Recorded data
========
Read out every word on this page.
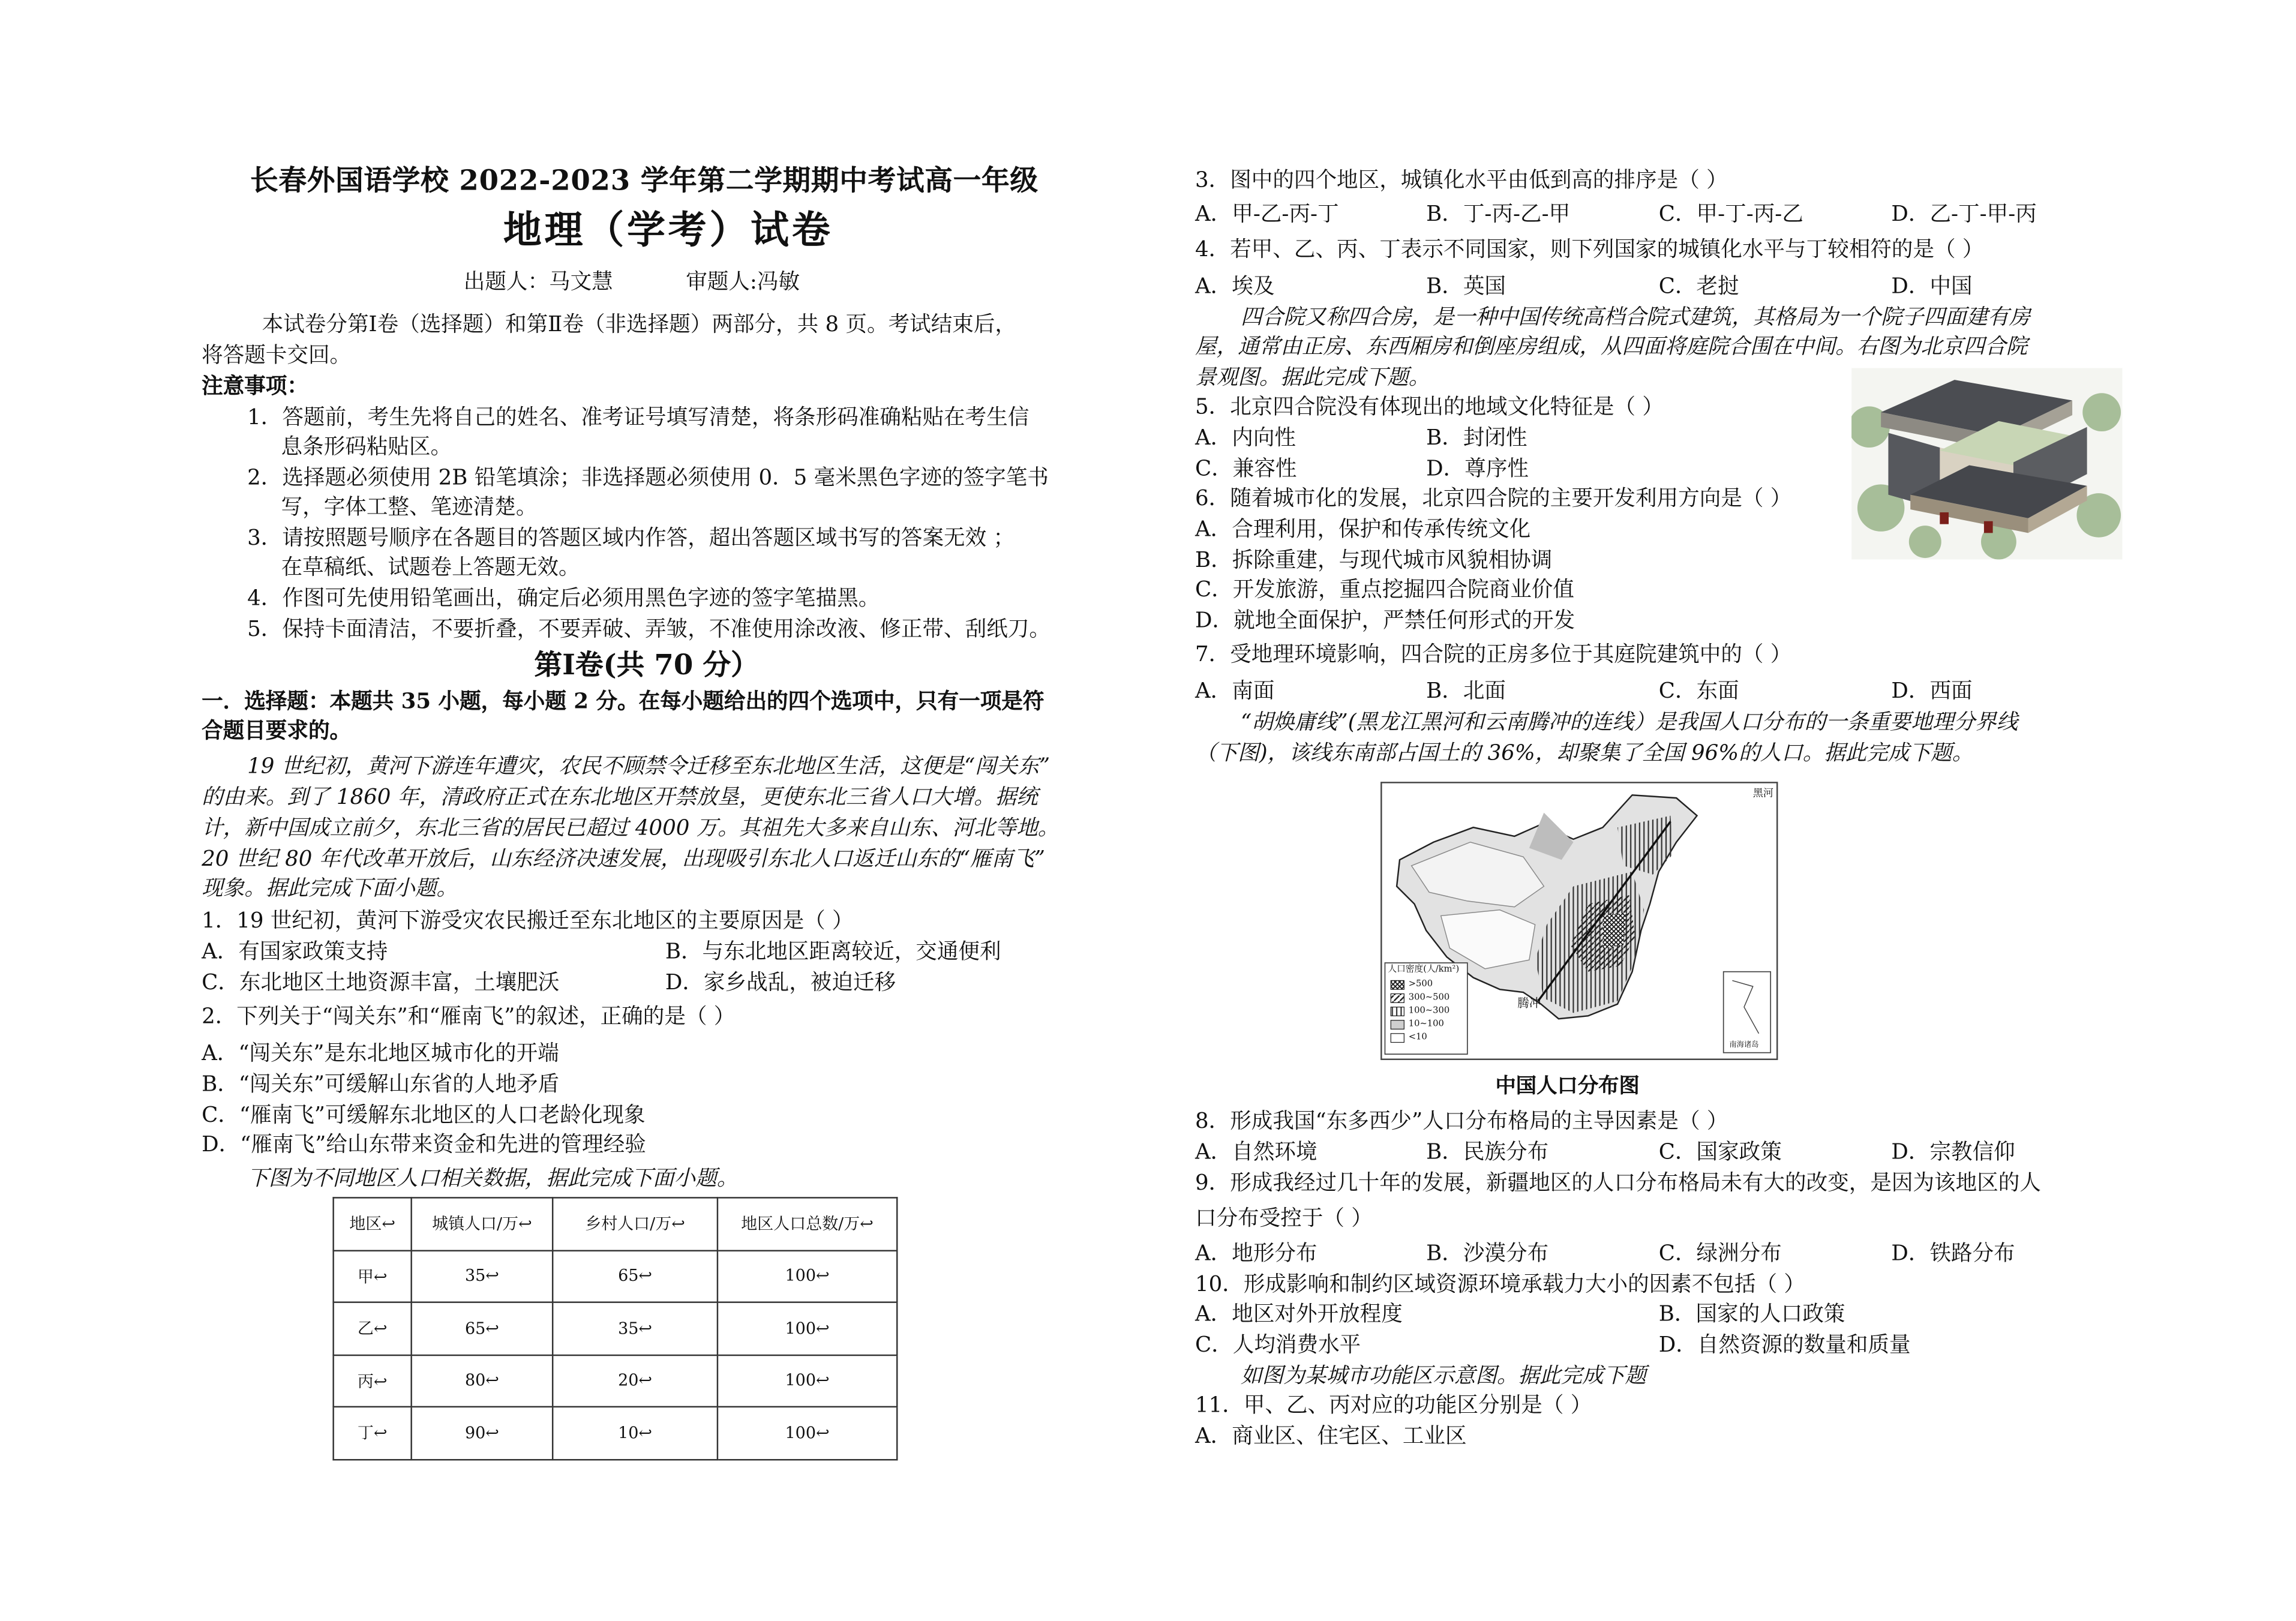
长春外国语学校 2022-2023 学年第二学期期中考试高一年级
地理（学考）试卷
出题人：马文慧	审题人:冯敏
本试卷分第Ⅰ卷（选择题）和第Ⅱ卷（非选择题）两部分，共 8 页。考试结束后，
将答题卡交回。
注意事项：
1．答题前，考生先将自己的姓名、准考证号填写清楚，将条形码准确粘贴在考生信
息条形码粘贴区。
2．选择题必须使用 2B 铅笔填涂；非选择题必须使用 0．5 毫米黑色字迹的签字笔书
写，字体工整、笔迹清楚。
3．请按照题号顺序在各题目的答题区域内作答，超出答题区域书写的答案无效 ；
在草稿纸、试题卷上答题无效。
4．作图可先使用铅笔画出，确定后必须用黑色字迹的签字笔描黑。
5．保持卡面清洁，不要折叠，不要弄破、弄皱，不准使用涂改液、修正带、刮纸刀。
第Ⅰ卷(共 70 分）
一．选择题：本题共 35 小题，每小题 2 分。在每小题给出的四个选项中，只有一项是符
合题目要求的。
19 世纪初，黄河下游连年遭灾，农民不顾禁令迁移至东北地区生活，这便是“闯关东”
的由来。到了 1860 年，清政府正式在东北地区开禁放垦，更使东北三省人口大增。据统
计，新中国成立前夕，东北三省的居民已超过 4000 万。其祖先大多来自山东、河北等地。
20 世纪 80 年代改革开放后，山东经济决速发展，出现吸引东北人口返迁山东的“雁南飞”
现象。据此完成下面小题。
1．19 世纪初，黄河下游受灾农民搬迁至东北地区的主要原因是（ ）
A．有国家政策支持	B．与东北地区距离较近，交通便利
C．东北地区土地资源丰富，土壤肥沃	D．家乡战乱，被迫迁移
2．下列关于“闯关东”和“雁南飞”的叙述，正确的是（ ）
A．“闯关东”是东北地区城市化的开端
B．“闯关东”可缓解山东省的人地矛盾
C．“雁南飞”可缓解东北地区的人口老龄化现象
D．“雁南飞”给山东带来资金和先进的管理经验
下图为不同地区人口相关数据，据此完成下面小题。
地区↩	城镇人口/万↩	乡村人口/万↩	地区人口总数/万↩
甲↩	35↩	65↩	100↩
乙↩	65↩	35↩	100↩
丙↩	80↩	20↩	100↩
丁↩	90↩	10↩	100↩
3．图中的四个地区，城镇化水平由低到高的排序是（ ）
A．甲-乙-丙-丁	B．丁-丙-乙-甲	C．甲-丁-丙-乙	D．乙-丁-甲-丙
4．若甲、乙、丙、丁表示不同国家，则下列国家的城镇化水平与丁较相符的是（ ）
A．埃及	B．英国	C．老挝	D．中国
四合院又称四合房，是一种中国传统高档合院式建筑，其格局为一个院子四面建有房
屋，通常由正房、东西厢房和倒座房组成，从四面将庭院合围在中间。右图为北京四合院
景观图。据此完成下题。
5．北京四合院没有体现出的地域文化特征是（ ）
A．内向性	B．封闭性
C．兼容性	D．尊序性
6．随着城市化的发展，北京四合院的主要开发利用方向是（ ）
A．合理利用，保护和传承传统文化
B．拆除重建，与现代城市风貌相协调
C．开发旅游，重点挖掘四合院商业价值
D．就地全面保护，严禁任何形式的开发
7．受地理环境影响，四合院的正房多位于其庭院建筑中的（ ）
A．南面	B．北面	C．东面	D．西面
“胡焕庸线”(黑龙江黑河和云南腾冲的连线）是我国人口分布的一条重要地理分界线
（下图)，该线东南部占国土的 36%，却聚集了全国 96%的人口。据此完成下题。
黑河
腾冲
人口密度(人/km²)
>500
300~500
100~300
10~100
<10
南海诸岛
中国人口分布图
8．形成我国“东多西少”人口分布格局的主导因素是（ ）
A．自然环境	B．民族分布	C．国家政策	D．宗教信仰
9．形成我经过几十年的发展，新疆地区的人口分布格局未有大的改变，是因为该地区的人
口分布受控于（ ）
A．地形分布	B．沙漠分布	C．绿洲分布	D．铁路分布
10．形成影响和制约区域资源环境承载力大小的因素不包括（ ）
A．地区对外开放程度	B．国家的人口政策
C．人均消费水平	D．自然资源的数量和质量
如图为某城市功能区示意图。据此完成下题
11．甲、乙、丙对应的功能区分别是（ ）
A．商业区、住宅区、工业区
========
### TASK BRIEF
Each line above that includes "据此完成下题" should be shown.

### RESPONSE
景观图。据此完成下题。
（下图)，该线东南部占国土的 36%，却聚集了全国 96%的人口。据此完成下题。
如图为某城市功能区示意图。据此完成下题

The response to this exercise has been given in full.